>>
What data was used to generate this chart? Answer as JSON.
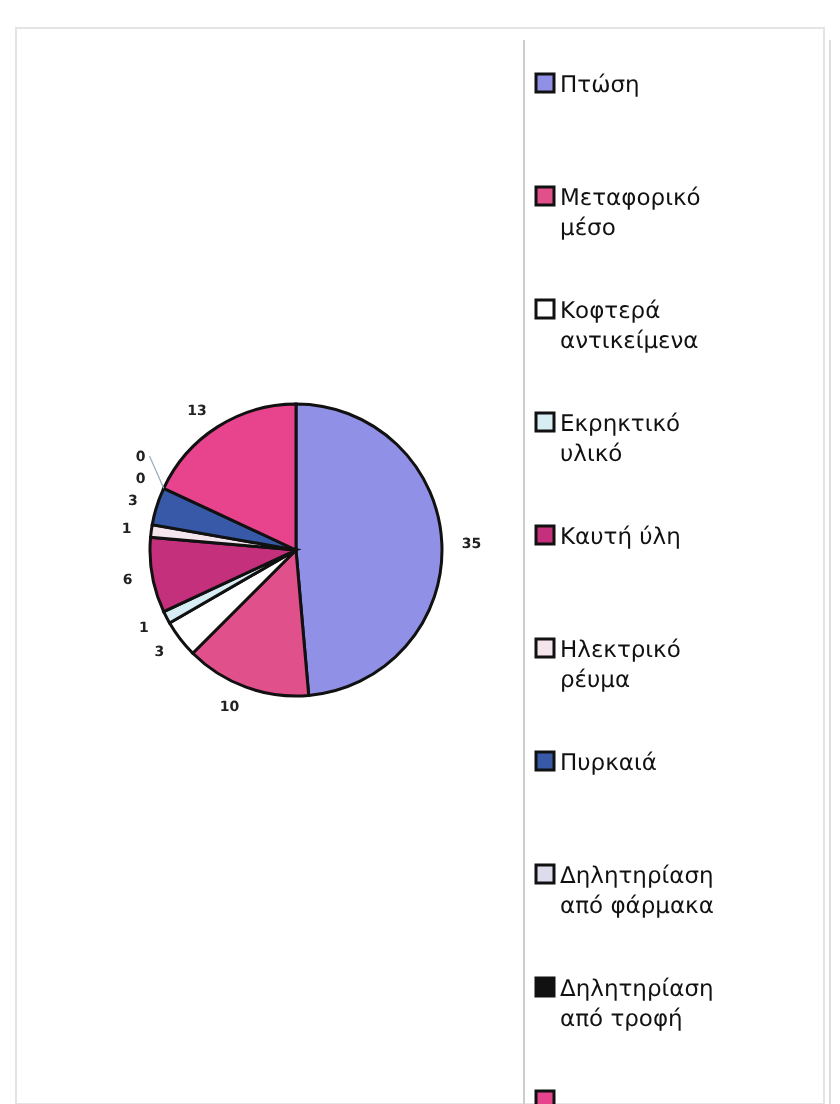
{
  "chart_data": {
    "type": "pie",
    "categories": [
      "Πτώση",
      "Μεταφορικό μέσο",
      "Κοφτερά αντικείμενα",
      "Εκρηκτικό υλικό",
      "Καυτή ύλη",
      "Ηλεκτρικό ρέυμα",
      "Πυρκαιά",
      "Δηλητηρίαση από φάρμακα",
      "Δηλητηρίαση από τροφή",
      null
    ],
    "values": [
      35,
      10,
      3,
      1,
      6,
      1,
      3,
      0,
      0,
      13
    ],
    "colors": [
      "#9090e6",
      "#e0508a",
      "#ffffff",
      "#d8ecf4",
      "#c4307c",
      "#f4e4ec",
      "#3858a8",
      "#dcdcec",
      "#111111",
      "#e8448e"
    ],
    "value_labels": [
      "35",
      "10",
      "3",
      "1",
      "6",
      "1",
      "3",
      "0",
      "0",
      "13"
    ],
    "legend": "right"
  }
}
<<
Goal of the exercise: Extract all lines that hold the word "Δηλητηρίαση".

Output for this task:
      "Δηλητηρίαση από φάρμακα",
      "Δηλητηρίαση από τροφή",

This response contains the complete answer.